● **Exercise**
Pictures are excluded from this exercise. Transcribe exactly the lines from the one containing "Read this page and output its text content." through the last line of the listing.

--- Begin Task material ---

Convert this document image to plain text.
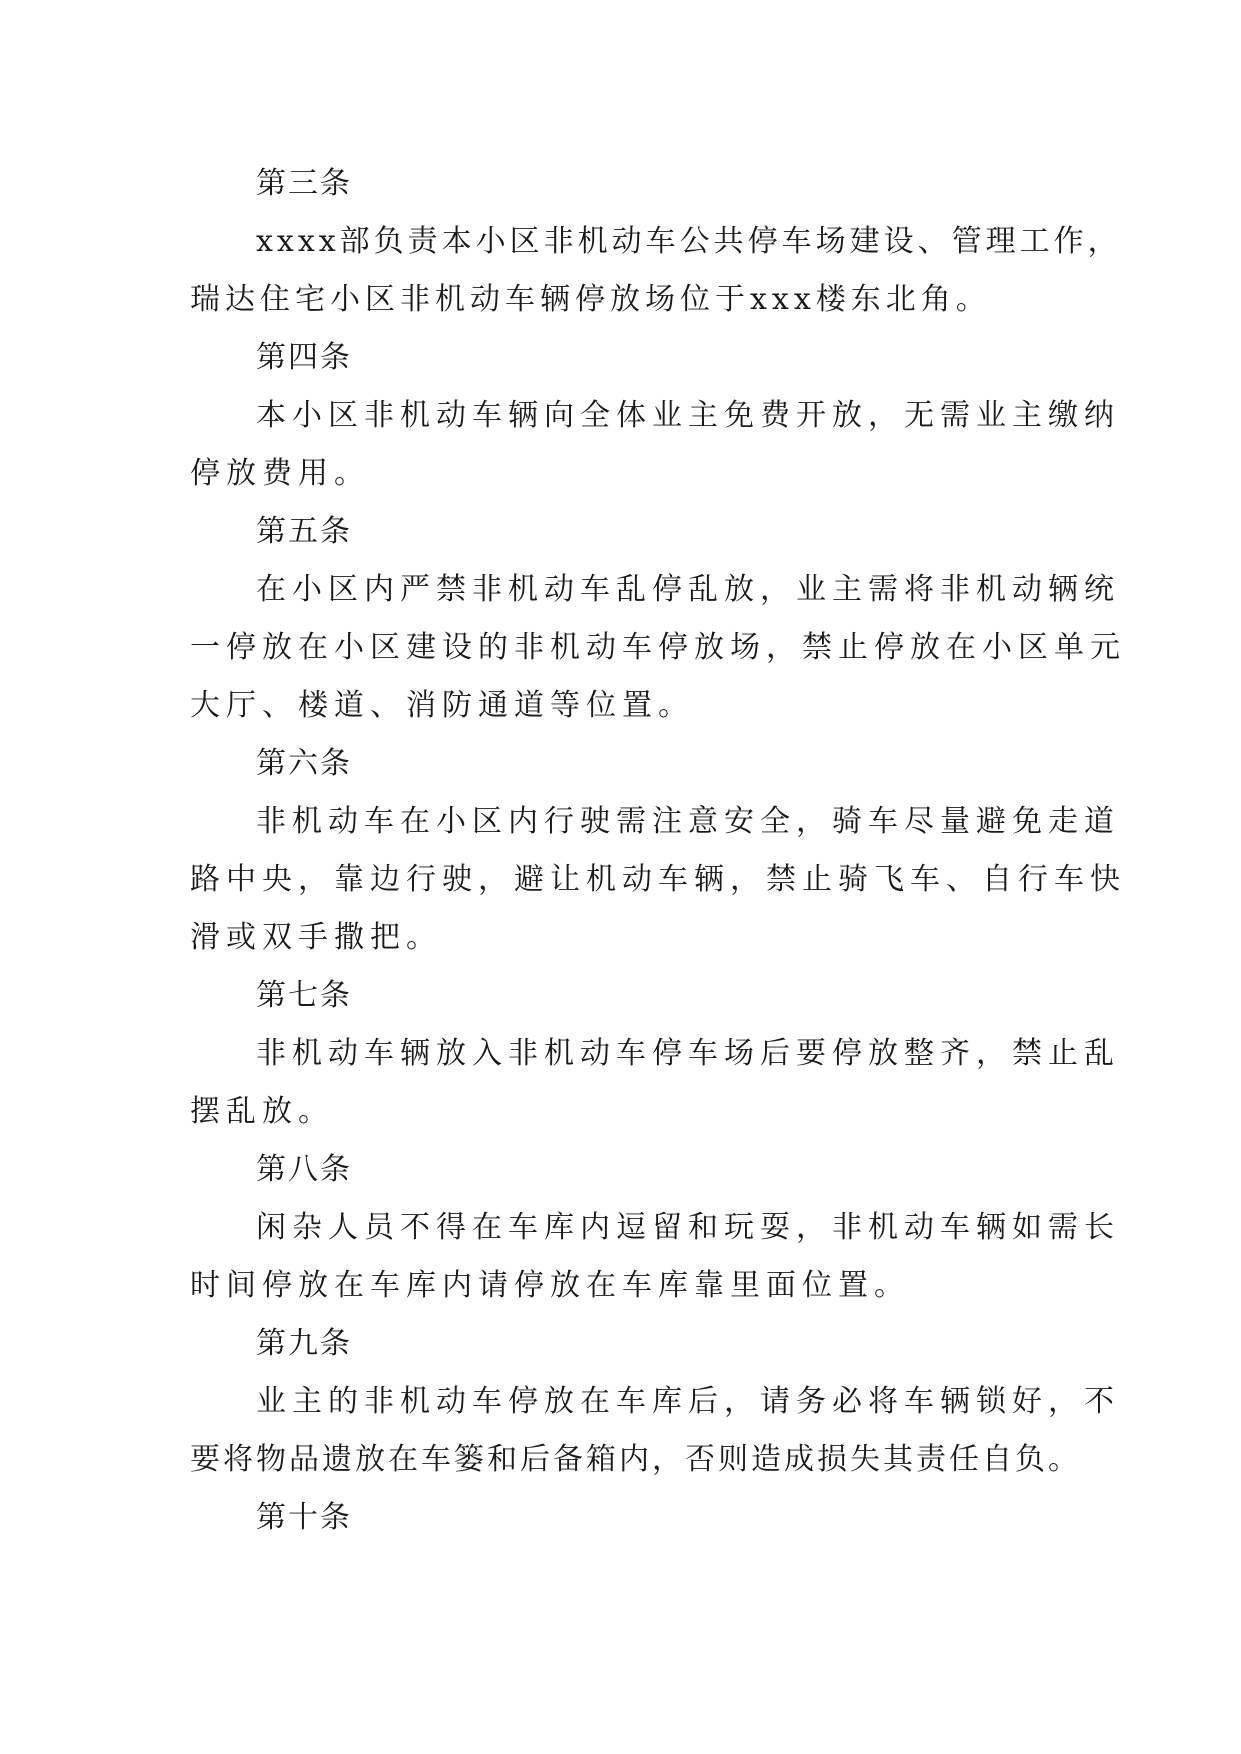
第三条
xxxx部负责本小区非机动车公共停车场建设、管理工作，
瑞达住宅小区非机动车辆停放场位于xxx楼东北角。
第四条
本小区非机动车辆向全体业主免费开放，无需业主缴纳
停放费用。
第五条
在小区内严禁非机动车乱停乱放，业主需将非机动辆统
一停放在小区建设的非机动车停放场，禁止停放在小区单元
大厅、楼道、消防通道等位置。
第六条
非机动车在小区内行驶需注意安全，骑车尽量避免走道
路中央，靠边行驶，避让机动车辆，禁止骑飞车、自行车快
滑或双手撒把。
第七条
非机动车辆放入非机动车停车场后要停放整齐，禁止乱
摆乱放。
第八条
闲杂人员不得在车库内逗留和玩耍，非机动车辆如需长
时间停放在车库内请停放在车库靠里面位置。
第九条
业主的非机动车停放在车库后，请务必将车辆锁好，不
要将物品遗放在车篓和后备箱内，否则造成损失其责任自负。
第十条
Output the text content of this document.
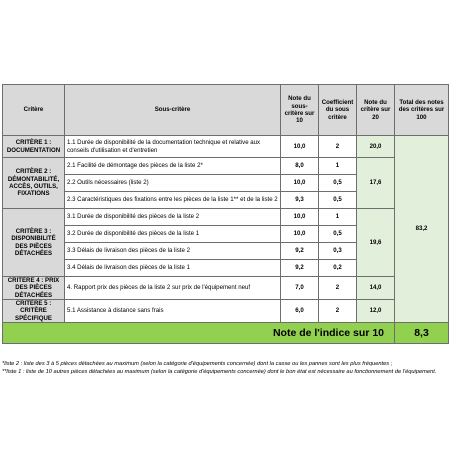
Critère	Sous-critère	Note du sous-critère sur 10	Coefficient du sous critère	Note du critère sur 20	Total des notes des critères sur 100
CRITÈRE 1 : DOCUMENTATION	1.1 Durée de disponibilité de la documentation technique et relative aux conseils d'utilisation et d'entretien	10,0	2	20,0	83,2
CRITÈRE 2 : DÉMONTABILITÉ, ACCÈS, OUTILS, FIXATIONS	2.1 Facilité de démontage des pièces de la liste 2*	8,0	1	17,6	
	2.2 Outils nécessaires (liste 2)	10,0	0,5		
	2.3 Caractéristiques des fixations entre les pièces de la liste 1** et de la liste 2	9,3	0,5		
CRITÈRE 3 : DISPONIBILITÉ DES PIÈCES DÉTACHÉES	3.1 Durée de disponibilité des pièces de la liste 2	10,0	1	19,6	
	3.2 Durée de disponibilité des pièces de la liste 1	10,0	0,5		
	3.3 Délais de livraison des pièces de la liste 2	9,2	0,3		
	3.4 Délais de livraison des pièces de la liste 1	9,2	0,2		
CRITÈRE 4 : PRIX DES PIÈCES DÉTACHÉES	4. Rapport prix des pièces de la liste 2 sur prix de l'équipement neuf	7,0	2	14,0	
CRITÈRE 5 : CRITÈRE SPÉCIFIQUE	5.1 Assistance à distance sans frais	6,0	2	12,0	
Note de l'indice sur 10					8,3

*liste 2 : liste des 3 à 5 pièces détachées au maximum (selon la catégorie d'équipements concernée) dont la casse ou les pannes sont les plus fréquentes ;

**liste 1 : liste de 10 autres pièces détachées au maximum (selon la catégorie d'équipements concernée) dont le bon état est nécessaire au fonctionnement de l'équipement.
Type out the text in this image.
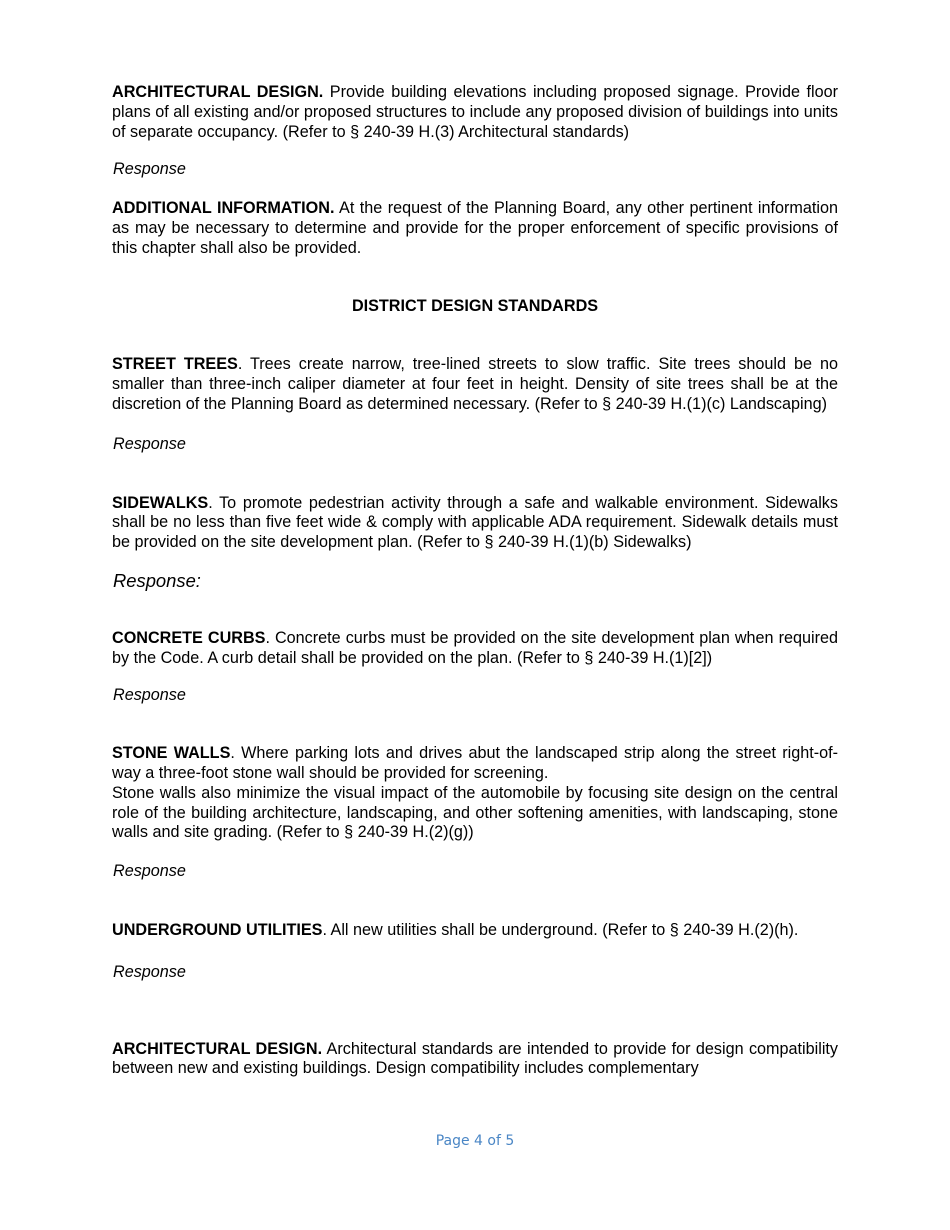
ARCHITECTURAL DESIGN. Provide building elevations including proposed signage. Provide floor plans of all existing and/or proposed structures to include any proposed division of buildings into units of separate occupancy. (Refer to § 240-39 H.(3) Architectural standards)

Response

ADDITIONAL INFORMATION. At the request of the Planning Board, any other pertinent information as may be necessary to determine and provide for the proper enforcement of specific provisions of this chapter shall also be provided.

DISTRICT DESIGN STANDARDS

STREET TREES. Trees create narrow, tree-lined streets to slow traffic. Site trees should be no smaller than three-inch caliper diameter at four feet in height. Density of site trees shall be at the discretion of the Planning Board as determined necessary. (Refer to § 240-39 H.(1)(c) Landscaping)

Response

SIDEWALKS. To promote pedestrian activity through a safe and walkable environment. Sidewalks shall be no less than five feet wide & comply with applicable ADA requirement. Sidewalk details must be provided on the site development plan. (Refer to § 240-39 H.(1)(b) Sidewalks)

Response:

CONCRETE CURBS. Concrete curbs must be provided on the site development plan when required by the Code. A curb detail shall be provided on the plan. (Refer to § 240-39 H.(1)[2])

Response

STONE WALLS. Where parking lots and drives abut the landscaped strip along the street right-of-way a three-foot stone wall should be provided for screening.

Stone walls also minimize the visual impact of the automobile by focusing site design on the central role of the building architecture, landscaping, and other softening amenities, with landscaping, stone walls and site grading. (Refer to § 240-39 H.(2)(g))

Response

UNDERGROUND UTILITIES. All new utilities shall be underground. (Refer to § 240-39 H.(2)(h).

Response

ARCHITECTURAL DESIGN. Architectural standards are intended to provide for design compatibility between new and existing buildings. Design compatibility includes complementary

Page 4 of 5
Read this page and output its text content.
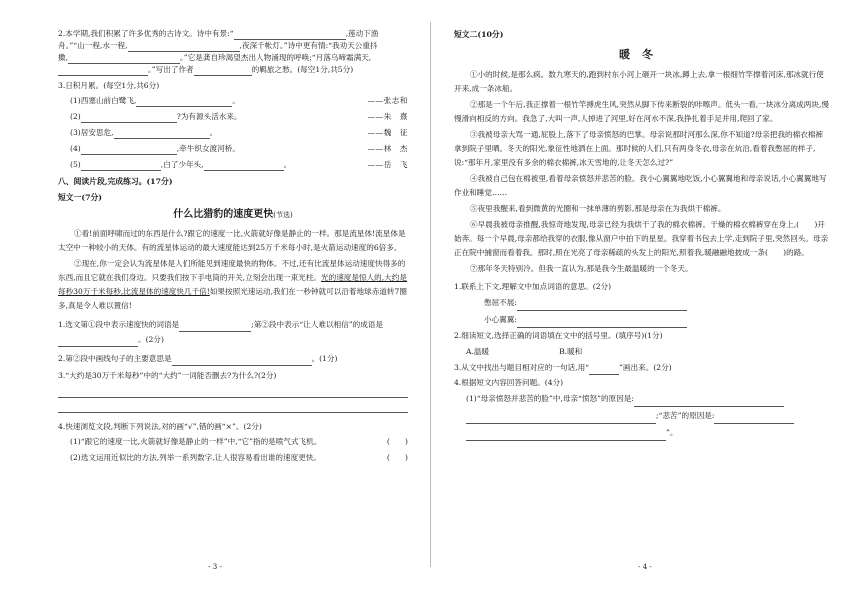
2.本学期,我们积累了许多优秀的古诗文。诗中有景:“	,莲动下渔

舟。”“山一程,水一程,	,夜深千帐灯。”诗中更有情:“我劝天公重抖

擞,	。”它是龚自珍渴望杰出人物涌现的呼唤;“月落乌啼霜满天,

。”写出了作者	的羁旅之愁。(每空1分,共5分)

3.日积月累。(每空1分,共6分)

(1)西塞山前白鹭飞,	。	——张志和
(2)	?为有源头活水来。	——朱　熹
(3)居安思危,	。	——魏　征
(4)	,牵牛织女渡河桥。	——林　杰
(5)	,白了少年头,	。	——岳　飞

八、阅读片段,完成练习。(17分)

短文一(7分)

什么比猎豹的速度更快(节选)

①看!前面呼啸而过的东西是什么?跟它的速度一比,火箭就好像是静止的一样。那是流星体!流星体是太空中一种较小的天体。有的流星体运动的最大速度能达到25万千米每小时,是火箭运动速度的6倍多。

②现在,你一定会认为流星体是人们所能见到速度最快的物体。不过,还有比流星体运动速度快得多的东西,而且它就在我们身边。只要我们按下手电筒的开关,立刻会出现一束光柱。光的速度是惊人的,大约是每秒30万千米每秒,比流星体的速度快几千倍!如果按照光速运动,我们在一秒钟就可以沿着地球赤道转7圈多,真是令人难以置信!

1.选文第①段中表示速度快的词语是	;第②段中表示“让人难以相信”的成语是

。(2分)

2.第②段中画线句子的主要意思是	。(1分)

3.“大约是30万千米每秒”中的“大约”一词能否删去?为什么?(2分)

4.快速浏览文段,判断下列说法,对的画“√”,错的画“×”。(2分)

(1)“跟它的速度一比,火箭就好像是静止的一样”中,“它”指的是喷气式飞机。	(　　)
(2)选文运用近似比的方法,列举一系列数字,让人很容易看出谁的速度更快。	(　　)
- 3 -

短文二(10分)

暖冬

①小的时候,是那么疯。数九寒天的,跑到村东小河上砸开一块冰,蹲上去,拿一根细竹竿撑着河床,那冰就行使开来,成一条冰船。

②那是一个午后,我正撑着一根竹竿搏虎生风,突然从脚下传来断裂的咔嚓声。低头一看,一块冰分离成两块,慢慢滑向相反的方向。我急了,大叫一声,人掉进了河里,好在河水不深,我挣扎着手足并用,爬回了家。

③我被母亲大骂一通,屁股上,落下了母亲愤怒的巴掌。母亲说那时河那么深,你不知道?母亲把我的棉衣棉裤拿到院子里晒。冬天的阳光,象征性地洒在上面。那时候的人们,只有两身冬衣,母亲在炕沿,看着我憋屈的样子,说:“那年月,家里没有多余的棉衣棉裤,冰天雪地的,让冬天怎么过?”

④我被自己包在棉被里,看着母亲愤怒并悲苦的脸。我小心翼翼地吃饭,小心翼翼地和母亲说话,小心翼翼地写作业和睡觉……

⑤夜里我醒来,看到微黄的光圈和一抹单薄的剪影,那是母亲在为我烘干棉裤。

⑥早晨我被母亲推醒,我惊奇地发现,母亲已经为我烘干了我的棉衣棉裤。干燥的棉衣棉裤穿在身上,(　　)开始奔。每一个早晨,母亲都给我穿的衣服,像从窗户中拍下的星星。我穿着书包去上学,走到院子里,突然回头。母亲正在院中捕窗而看着我。那时,照在光亮了母亲稀疏的头发上的阳光,照着我,暖融融地披成一条(　　)的路。

⑦那年冬天特别冷。但我一直认为,那是我今生最温暖的一个冬天。

1.联系上下文,理解文中加点词语的意思。(2分)

憋屈不展:

小心翼翼:

2.细读短文,选择正确的词语填在文中的括号里。(填序号)(1分)

A.温暖	B.暖和

3.从文中找出与题目相对应的一句话,用“	”画出来。(2分)

4.根据短文内容回答问题。(4分)

(1)“母亲愤怒并悲苦的脸”中,母亲“愤怒”的原因是:

;“悲苦”的原因是:

”。

- 4 -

--- End Task material ---

● **Reply to the task**
Read this page and output its text content.
2.本学期,我们积累了许多优秀的古诗文。诗中有景:“	,莲动下渔

舟。”“山一程,水一程,	,夜深千帐灯。”诗中更有情:“我劝天公重抖

擞,	。”它是龚自珍渴望杰出人物涌现的呼唤;“月落乌啼霜满天,

。”写出了作者	的羁旅之愁。(每空1分,共5分)

3.日积月累。(每空1分,共6分)

(1)西塞山前白鹭飞,	。	——张志和
(2)	?为有源头活水来。	——朱　熹
(3)居安思危,	。	——魏　征
(4)	,牵牛织女渡河桥。	——林　杰
(5)	,白了少年头,	。	——岳　飞

八、阅读片段,完成练习。(17分)

短文一(7分)

什么比猎豹的速度更快(节选)

①看!前面呼啸而过的东西是什么?跟它的速度一比,火箭就好像是静止的一样。那是流星体!流星体是太空中一种较小的天体。有的流星体运动的最大速度能达到25万千米每小时,是火箭运动速度的6倍多。

②现在,你一定会认为流星体是人们所能见到速度最快的物体。不过,还有比流星体运动速度快得多的东西,而且它就在我们身边。只要我们按下手电筒的开关,立刻会出现一束光柱。光的速度是惊人的,大约是每秒30万千米每秒,比流星体的速度快几千倍!如果按照光速运动,我们在一秒钟就可以沿着地球赤道转7圈多,真是令人难以置信!

1.选文第①段中表示速度快的词语是	;第②段中表示“让人难以相信”的成语是

。(2分)

2.第②段中画线句子的主要意思是	。(1分)

3.“大约是30万千米每秒”中的“大约”一词能否删去?为什么?(2分)

4.快速浏览文段,判断下列说法,对的画“√”,错的画“×”。(2分)

(1)“跟它的速度一比,火箭就好像是静止的一样”中,“它”指的是喷气式飞机。	(　　)
(2)选文运用近似比的方法,列举一系列数字,让人很容易看出谁的速度更快。	(　　)
- 3 -

短文二(10分)

暖冬

①小的时候,是那么疯。数九寒天的,跑到村东小河上砸开一块冰,蹲上去,拿一根细竹竿撑着河床,那冰就行使开来,成一条冰船。

②那是一个午后,我正撑着一根竹竿搏虎生风,突然从脚下传来断裂的咔嚓声。低头一看,一块冰分离成两块,慢慢滑向相反的方向。我急了,大叫一声,人掉进了河里,好在河水不深,我挣扎着手足并用,爬回了家。

③我被母亲大骂一通,屁股上,落下了母亲愤怒的巴掌。母亲说那时河那么深,你不知道?母亲把我的棉衣棉裤拿到院子里晒。冬天的阳光,象征性地洒在上面。那时候的人们,只有两身冬衣,母亲在炕沿,看着我憋屈的样子,说:“那年月,家里没有多余的棉衣棉裤,冰天雪地的,让冬天怎么过?”

④我被自己包在棉被里,看着母亲愤怒并悲苦的脸。我小心翼翼地吃饭,小心翼翼地和母亲说话,小心翼翼地写作业和睡觉……

⑤夜里我醒来,看到微黄的光圈和一抹单薄的剪影,那是母亲在为我烘干棉裤。

⑥早晨我被母亲推醒,我惊奇地发现,母亲已经为我烘干了我的棉衣棉裤。干燥的棉衣棉裤穿在身上,(　　)开始奔。每一个早晨,母亲都给我穿的衣服,像从窗户中拍下的星星。我穿着书包去上学,走到院子里,突然回头。母亲正在院中捕窗而看着我。那时,照在光亮了母亲稀疏的头发上的阳光,照着我,暖融融地披成一条(　　)的路。

⑦那年冬天特别冷。但我一直认为,那是我今生最温暖的一个冬天。

1.联系上下文,理解文中加点词语的意思。(2分)

憋屈不展:

小心翼翼:

2.细读短文,选择正确的词语填在文中的括号里。(填序号)(1分)

A.温暖	B.暖和

3.从文中找出与题目相对应的一句话,用“	”画出来。(2分)

4.根据短文内容回答问题。(4分)

(1)“母亲愤怒并悲苦的脸”中,母亲“愤怒”的原因是:

;“悲苦”的原因是:

”。

- 4 -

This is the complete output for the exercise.